Nota: aggiunta di nuove pagine nella mappa delle parole chiave
Potresti aver già inserito il nuovo URL che non è stato ancora pubblicato, quindi verrà contrassegnato con una risposta di intestazione 404 nella mappa delle parole chiave.

All’estremo opposto dello spettro, se vedi determinate pagine nella tua mappa che non corrispondono a nessuna parola chiave mirata, è consigliabile tornare a Rank Tracker e trovare più parole chiave adatte.
Tuttavia, il problema potrebbe non riguardare la tua ricerca di parole chiave. Ad esempio, le pagine della tua azienda come “Chi siamo” e così via probabilmente avranno poche o nessuna parola chiave da scegliere come target, ed è perfettamente normale.
Infine, puoi utilizzare Content Editor per procedere all’effettiva ottimizzazione del contenuto. I suggerimenti per l’ottimizzazione vengono generati dall’analisi delle pagine con il ranking migliore per le parole chiave scelte. Lo strumento suggerirà il conteggio delle parole ottimale per la pagina, le parole chiave da aggiungere e il loro numero e gli argomenti da trattare. Indicherà gli avvisi di ottimizzazione, come i testi alternativi mancanti per le immagini o l’assenza di parole chiave nel titolo e/o nelle meta descrizioni.

Puoi iniziare a modificare il contenuto della pagina direttamente nello strumento. Man mano che modifichi il testo, vedrai migliorare il tasso di ottimizzazione. In alternativa, puoi esportare i consigli come file PDF e inviarlo ai copywriter come task.
Ultimo ma non meno importante nella nostra guida alla mappatura delle parole chiave: come ottenere il quadro generale della mappa delle parole chiave? Certo, la mappatura dei contenuti può essere fatta in fogli di calcolo, in tabelle con righe e colonne, colorate e contrassegnate a piacere. Ma una gestione molto più avanzata di tutte le tue pagine può essere eseguita in una mappa del sito visiva.

=== Prova tu ===
Riprendi il testo sulla mappatura delle parole chiave e continualo a partire dalla sua ultima frase.

[Dati di analisi del layout dei documenti]
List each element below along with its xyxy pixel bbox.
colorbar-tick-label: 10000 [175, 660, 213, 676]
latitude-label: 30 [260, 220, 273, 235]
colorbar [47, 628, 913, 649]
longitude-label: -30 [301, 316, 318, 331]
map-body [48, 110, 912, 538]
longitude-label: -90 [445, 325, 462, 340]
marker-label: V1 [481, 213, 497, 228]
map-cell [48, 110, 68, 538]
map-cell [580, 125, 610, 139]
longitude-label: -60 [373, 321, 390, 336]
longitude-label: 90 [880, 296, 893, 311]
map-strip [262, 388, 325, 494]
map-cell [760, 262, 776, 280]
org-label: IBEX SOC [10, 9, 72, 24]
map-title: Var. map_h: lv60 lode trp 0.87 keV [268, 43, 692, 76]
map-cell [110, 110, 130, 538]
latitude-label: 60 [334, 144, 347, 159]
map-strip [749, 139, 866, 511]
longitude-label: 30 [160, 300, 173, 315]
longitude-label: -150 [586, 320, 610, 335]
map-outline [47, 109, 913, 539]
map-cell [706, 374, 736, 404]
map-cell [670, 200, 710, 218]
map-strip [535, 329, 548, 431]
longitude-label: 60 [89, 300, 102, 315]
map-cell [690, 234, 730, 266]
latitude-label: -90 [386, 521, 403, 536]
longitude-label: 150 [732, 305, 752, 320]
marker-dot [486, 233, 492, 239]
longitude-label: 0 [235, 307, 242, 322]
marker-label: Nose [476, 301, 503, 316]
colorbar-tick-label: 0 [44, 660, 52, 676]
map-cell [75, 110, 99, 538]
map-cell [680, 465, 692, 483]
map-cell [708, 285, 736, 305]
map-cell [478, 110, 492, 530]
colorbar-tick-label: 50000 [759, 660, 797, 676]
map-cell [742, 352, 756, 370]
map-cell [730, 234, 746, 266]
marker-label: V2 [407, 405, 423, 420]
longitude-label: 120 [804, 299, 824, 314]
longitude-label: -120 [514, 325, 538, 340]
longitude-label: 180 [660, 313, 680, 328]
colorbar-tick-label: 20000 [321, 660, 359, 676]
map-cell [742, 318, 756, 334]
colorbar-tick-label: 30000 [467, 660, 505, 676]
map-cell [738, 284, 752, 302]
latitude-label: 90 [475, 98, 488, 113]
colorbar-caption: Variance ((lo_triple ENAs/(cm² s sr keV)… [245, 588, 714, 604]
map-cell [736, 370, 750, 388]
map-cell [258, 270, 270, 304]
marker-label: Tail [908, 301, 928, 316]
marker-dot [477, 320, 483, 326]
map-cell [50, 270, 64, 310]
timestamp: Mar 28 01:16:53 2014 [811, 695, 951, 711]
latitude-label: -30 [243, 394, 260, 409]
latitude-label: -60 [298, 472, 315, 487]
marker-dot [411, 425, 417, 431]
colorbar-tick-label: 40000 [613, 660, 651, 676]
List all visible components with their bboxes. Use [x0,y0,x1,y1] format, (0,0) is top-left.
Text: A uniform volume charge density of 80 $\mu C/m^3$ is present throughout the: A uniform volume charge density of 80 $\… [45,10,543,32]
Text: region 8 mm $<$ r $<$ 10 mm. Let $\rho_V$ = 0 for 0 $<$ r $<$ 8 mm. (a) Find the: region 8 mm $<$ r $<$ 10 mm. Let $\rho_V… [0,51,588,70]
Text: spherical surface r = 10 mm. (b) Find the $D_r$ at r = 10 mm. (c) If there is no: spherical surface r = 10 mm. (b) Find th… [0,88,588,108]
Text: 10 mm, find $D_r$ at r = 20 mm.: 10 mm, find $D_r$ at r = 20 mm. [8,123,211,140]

=== Spazio risposta ===
Una mappa dei contenuti visualizzata può aiutarti a rivedere il piano dei contenuti, ricostruire il sito, eliminare i contenuti e svolgere molte altre attività. Con la mappa dei contenuti a portata di mano, puoi identificare i luoghi in cui inserire le parole chiave sul tuo sito o pianificare la creazione di nuovi articoli, categorie, ecc.
Per ottenerne uno in WebSite Auditor, passa alla sezione Struttura del sito > Visualizzazione.
Qui, afferrerai rapidamente l’intera idea di come appare la struttura del tuo sito, quanto è grande la home page, quali sono le categorie e quanti link in entrata e in uscita ha ogni URL.

Lo strumento ti consente di cambiare rapidamente la visualizzazione per diversi fattori importanti:
- La profondità di clic di una pagina mostra di quanti passaggi un utente o Googlebot avrà bisogno per raggiungerla dalla tua home page. Ci sono alcune correlazioni tra la gerarchia delle pagine e le loro classifiche: quelle più vicine alla home page si classificano per più parole chiave e ottengono più visualizzazioni. Quindi, sarebbe saggio inserire parole chiave più difficili su queste pagine.
- PageRank interno, una metrica simile al PageRank di Google che mostra quanto sia importante una pagina. Di norma, le pagine situate più vicino alla homepage hanno più link esterni e più link juice interni.
- Visualizzazioni di pagina secondo Google Analytics che mostrano quante visualizzazioni ha ottenuto una pagina nell’ultimo mese.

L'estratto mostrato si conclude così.